◆ **DIRECTIONS FOR THIS TASK**: In the data, extract each line that holds the string "costs".

[Dataset items]
— BEGIN —

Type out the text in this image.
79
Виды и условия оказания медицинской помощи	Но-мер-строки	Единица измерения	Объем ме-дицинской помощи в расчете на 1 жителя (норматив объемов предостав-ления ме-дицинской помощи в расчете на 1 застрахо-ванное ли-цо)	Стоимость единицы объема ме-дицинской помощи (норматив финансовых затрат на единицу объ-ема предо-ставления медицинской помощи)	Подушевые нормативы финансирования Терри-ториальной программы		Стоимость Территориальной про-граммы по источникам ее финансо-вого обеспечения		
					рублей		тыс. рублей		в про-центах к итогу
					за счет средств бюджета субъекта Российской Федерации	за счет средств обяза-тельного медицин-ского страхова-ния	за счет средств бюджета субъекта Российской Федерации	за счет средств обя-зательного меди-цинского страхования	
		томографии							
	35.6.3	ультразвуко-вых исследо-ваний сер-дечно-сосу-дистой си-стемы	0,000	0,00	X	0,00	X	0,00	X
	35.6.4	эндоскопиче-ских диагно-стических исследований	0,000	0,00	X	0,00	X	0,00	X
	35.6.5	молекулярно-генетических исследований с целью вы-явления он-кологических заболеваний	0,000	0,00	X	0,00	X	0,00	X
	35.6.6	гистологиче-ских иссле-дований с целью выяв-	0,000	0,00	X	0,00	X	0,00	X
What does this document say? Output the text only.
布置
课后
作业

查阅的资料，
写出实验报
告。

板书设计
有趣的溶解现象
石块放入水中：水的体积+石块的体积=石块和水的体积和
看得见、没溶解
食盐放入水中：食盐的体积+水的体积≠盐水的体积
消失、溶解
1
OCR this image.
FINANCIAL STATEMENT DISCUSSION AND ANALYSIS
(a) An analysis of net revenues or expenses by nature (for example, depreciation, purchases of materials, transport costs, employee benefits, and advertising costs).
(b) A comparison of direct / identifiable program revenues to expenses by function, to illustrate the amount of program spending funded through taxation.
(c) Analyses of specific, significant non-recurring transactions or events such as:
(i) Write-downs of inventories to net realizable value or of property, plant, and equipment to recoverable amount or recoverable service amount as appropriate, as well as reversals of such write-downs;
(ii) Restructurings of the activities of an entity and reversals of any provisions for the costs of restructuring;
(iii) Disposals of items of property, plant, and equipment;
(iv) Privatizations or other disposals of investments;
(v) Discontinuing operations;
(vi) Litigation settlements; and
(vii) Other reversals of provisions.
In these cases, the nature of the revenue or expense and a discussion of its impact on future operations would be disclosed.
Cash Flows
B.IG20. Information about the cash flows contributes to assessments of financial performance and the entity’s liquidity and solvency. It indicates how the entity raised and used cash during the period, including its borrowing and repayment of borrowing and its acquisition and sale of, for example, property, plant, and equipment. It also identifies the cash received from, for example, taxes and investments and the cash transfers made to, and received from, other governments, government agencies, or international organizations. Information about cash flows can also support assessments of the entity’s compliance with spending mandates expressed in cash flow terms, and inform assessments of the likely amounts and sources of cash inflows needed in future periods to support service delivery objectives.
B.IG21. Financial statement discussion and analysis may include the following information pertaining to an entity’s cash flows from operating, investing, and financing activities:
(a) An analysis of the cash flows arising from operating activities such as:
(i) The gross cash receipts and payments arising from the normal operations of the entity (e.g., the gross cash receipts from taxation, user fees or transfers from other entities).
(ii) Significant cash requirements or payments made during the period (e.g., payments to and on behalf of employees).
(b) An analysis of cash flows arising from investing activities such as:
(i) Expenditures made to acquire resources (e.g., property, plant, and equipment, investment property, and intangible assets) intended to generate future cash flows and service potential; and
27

— END —

◆ **CORRECT RESULT**:
(a) An analysis of net revenues or expenses by nature (for example, depreciation, purchases of materials, transport costs, employee benefits, and advertising costs).
(ii) Restructurings of the activities of an entity and reversals of any provisions for the costs of restructuring;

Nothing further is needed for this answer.